> **Selected extract**:
Whenever he’s out in the community, Jerry Anderson doesn’t need more than a five-minute conversation with someone to solicit material for Turlock’s Charter Cable Local Access Channel 2.
A media production specialist in Stan State’s Office of Information Technology, Anderson’s duties including operating the channel that regularly airs Turlock City Council meetings, Ceres City Council meetings, public service announcements and the like.
In the wake of the stay-at-home order, though, gaps on the channel are no more.
Turlock Unified School District, wanting to keep students connected to their teachers and their schools, approached Anderson about creating videos to run on the channel and “since then it’s been what we call TUSDtv 24/7,” Anderson said.
Spearheaded by Gil Ogden, TUSD’s director of student services, and coordinated by Walnut Elementary School teacher Irene Hales and Turlock High video arts and business teacher Kayla Corona, the district has produced more than 100 hours of programming since mid-March when the stay-at-home order began.

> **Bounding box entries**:

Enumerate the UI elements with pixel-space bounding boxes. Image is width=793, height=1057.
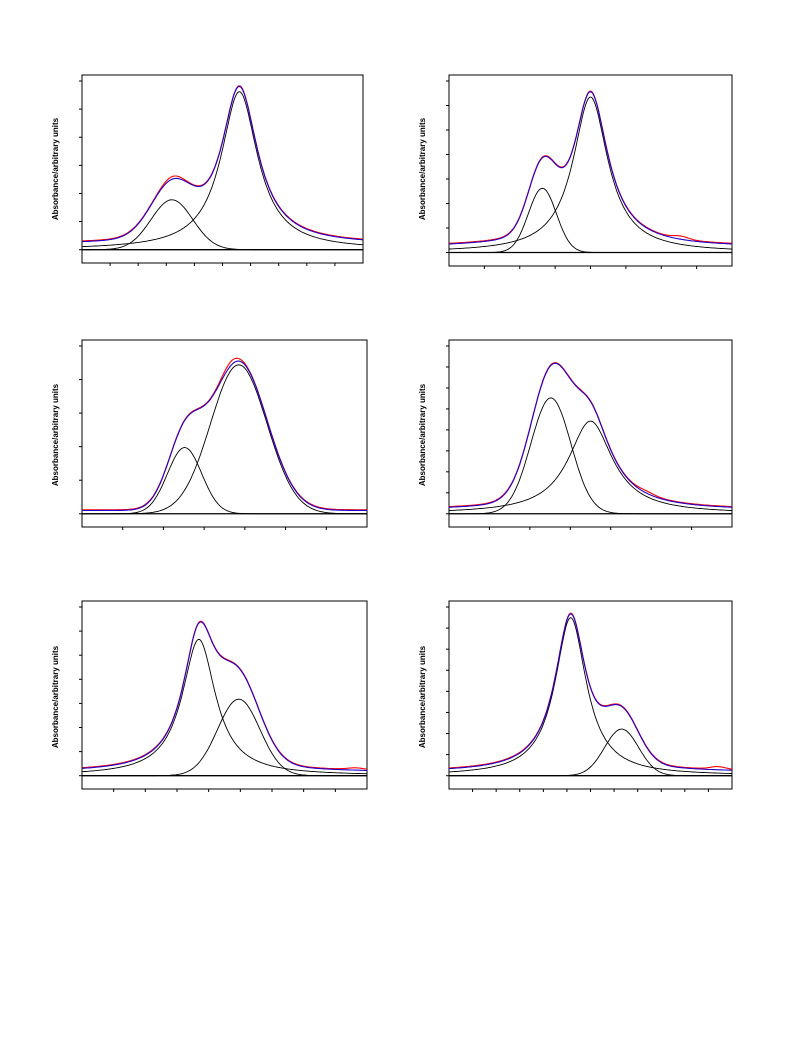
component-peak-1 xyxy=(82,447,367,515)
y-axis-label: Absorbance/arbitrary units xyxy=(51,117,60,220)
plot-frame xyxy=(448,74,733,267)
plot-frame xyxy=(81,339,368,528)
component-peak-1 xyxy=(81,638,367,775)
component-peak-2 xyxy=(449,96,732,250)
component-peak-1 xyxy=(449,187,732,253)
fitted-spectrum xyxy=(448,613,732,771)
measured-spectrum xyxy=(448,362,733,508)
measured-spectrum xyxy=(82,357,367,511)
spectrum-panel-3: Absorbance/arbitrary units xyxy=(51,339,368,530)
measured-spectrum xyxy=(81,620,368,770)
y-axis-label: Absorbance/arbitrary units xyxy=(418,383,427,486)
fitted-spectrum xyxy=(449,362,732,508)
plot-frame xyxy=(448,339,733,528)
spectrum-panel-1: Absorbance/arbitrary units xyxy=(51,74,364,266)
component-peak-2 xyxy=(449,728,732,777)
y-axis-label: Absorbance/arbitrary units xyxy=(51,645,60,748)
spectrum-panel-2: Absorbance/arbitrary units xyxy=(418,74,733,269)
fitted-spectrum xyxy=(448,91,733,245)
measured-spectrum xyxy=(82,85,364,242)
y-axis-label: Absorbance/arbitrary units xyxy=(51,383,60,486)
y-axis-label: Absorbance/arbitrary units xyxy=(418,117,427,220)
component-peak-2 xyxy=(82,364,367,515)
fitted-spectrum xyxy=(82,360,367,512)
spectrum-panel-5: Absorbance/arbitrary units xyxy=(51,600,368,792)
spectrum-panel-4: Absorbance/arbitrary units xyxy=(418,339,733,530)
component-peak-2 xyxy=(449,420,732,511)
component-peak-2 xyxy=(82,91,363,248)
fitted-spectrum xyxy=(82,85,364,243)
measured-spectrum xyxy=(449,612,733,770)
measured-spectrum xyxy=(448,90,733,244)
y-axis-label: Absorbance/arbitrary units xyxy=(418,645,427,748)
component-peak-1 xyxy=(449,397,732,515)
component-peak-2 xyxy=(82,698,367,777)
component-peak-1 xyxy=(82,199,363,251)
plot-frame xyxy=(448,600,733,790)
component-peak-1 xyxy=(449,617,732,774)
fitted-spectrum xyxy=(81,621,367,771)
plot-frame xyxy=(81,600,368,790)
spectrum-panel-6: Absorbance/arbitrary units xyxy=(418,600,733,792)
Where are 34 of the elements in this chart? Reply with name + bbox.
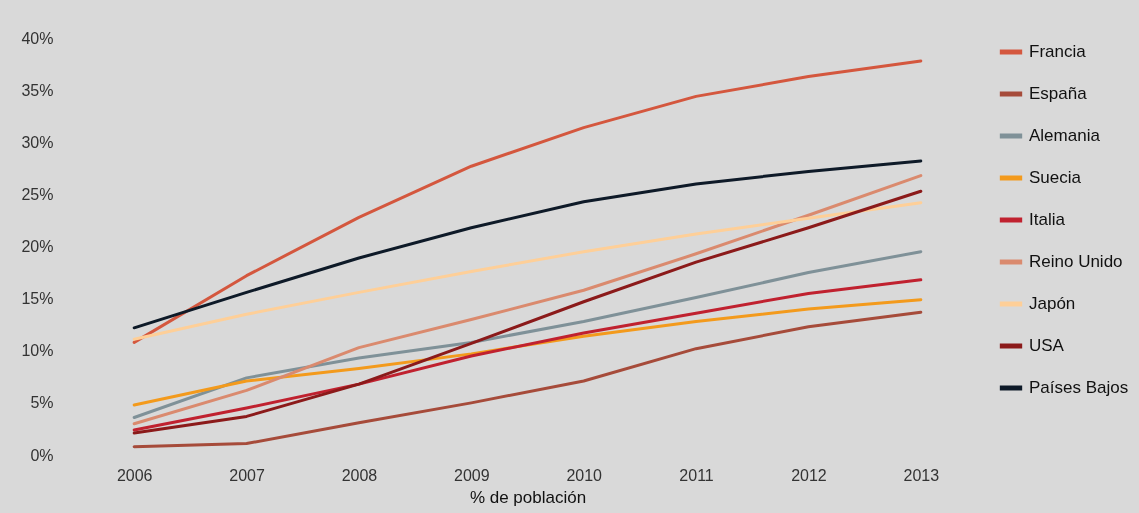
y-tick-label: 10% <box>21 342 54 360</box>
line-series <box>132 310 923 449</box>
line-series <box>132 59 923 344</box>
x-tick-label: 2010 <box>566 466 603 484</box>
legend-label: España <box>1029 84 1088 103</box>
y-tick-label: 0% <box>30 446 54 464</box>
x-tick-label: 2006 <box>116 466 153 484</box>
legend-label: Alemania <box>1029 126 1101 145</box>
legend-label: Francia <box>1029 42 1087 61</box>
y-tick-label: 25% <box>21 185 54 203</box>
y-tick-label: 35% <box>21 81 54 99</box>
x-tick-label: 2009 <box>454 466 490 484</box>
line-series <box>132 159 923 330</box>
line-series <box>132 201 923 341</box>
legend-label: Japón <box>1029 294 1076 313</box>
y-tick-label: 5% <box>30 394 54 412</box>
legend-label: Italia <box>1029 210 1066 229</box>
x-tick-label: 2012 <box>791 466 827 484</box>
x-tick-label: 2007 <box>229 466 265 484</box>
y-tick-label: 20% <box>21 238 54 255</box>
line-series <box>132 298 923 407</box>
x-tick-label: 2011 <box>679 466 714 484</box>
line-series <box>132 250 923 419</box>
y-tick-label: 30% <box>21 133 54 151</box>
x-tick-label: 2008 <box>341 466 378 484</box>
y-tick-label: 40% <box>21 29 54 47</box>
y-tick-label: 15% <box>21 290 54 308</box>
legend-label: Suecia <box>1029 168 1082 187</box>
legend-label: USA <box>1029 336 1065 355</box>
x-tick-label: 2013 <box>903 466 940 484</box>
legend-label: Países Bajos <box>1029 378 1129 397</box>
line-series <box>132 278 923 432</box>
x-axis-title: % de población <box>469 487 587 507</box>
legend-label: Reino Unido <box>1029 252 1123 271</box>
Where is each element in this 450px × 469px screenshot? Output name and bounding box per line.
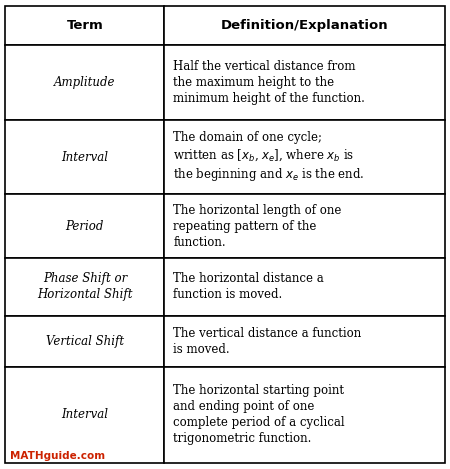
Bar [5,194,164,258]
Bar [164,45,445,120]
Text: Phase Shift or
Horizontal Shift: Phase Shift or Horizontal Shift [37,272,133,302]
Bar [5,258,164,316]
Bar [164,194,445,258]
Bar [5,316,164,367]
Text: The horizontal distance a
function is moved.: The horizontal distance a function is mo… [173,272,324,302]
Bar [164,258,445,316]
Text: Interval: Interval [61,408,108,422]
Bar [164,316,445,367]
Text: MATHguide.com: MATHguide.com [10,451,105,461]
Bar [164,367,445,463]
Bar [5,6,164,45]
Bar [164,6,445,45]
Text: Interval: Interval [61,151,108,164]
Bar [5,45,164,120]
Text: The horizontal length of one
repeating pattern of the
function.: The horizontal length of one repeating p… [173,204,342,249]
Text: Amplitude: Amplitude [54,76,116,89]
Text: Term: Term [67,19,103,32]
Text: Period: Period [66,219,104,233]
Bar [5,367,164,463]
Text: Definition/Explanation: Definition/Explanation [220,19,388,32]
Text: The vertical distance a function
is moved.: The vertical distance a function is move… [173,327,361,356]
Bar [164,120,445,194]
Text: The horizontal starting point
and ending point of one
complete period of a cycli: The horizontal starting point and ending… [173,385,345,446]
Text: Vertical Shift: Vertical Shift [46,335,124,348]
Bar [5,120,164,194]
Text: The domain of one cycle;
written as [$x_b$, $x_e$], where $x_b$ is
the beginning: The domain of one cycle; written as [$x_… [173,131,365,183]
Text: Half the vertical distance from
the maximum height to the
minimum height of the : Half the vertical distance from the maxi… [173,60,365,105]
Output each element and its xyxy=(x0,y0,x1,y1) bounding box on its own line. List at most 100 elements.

> **What is being asked**:
In the article about Turlock's local access channel above, reproduce word for word the passage that begins with "Whenever he’s out" and ends with "Access Channel 2.".

> **Written response**:
Whenever he’s out in the community, Jerry Anderson doesn’t need more than a five-minute conversation with someone to solicit material for Turlock’s Charter Cable Local Access Channel 2.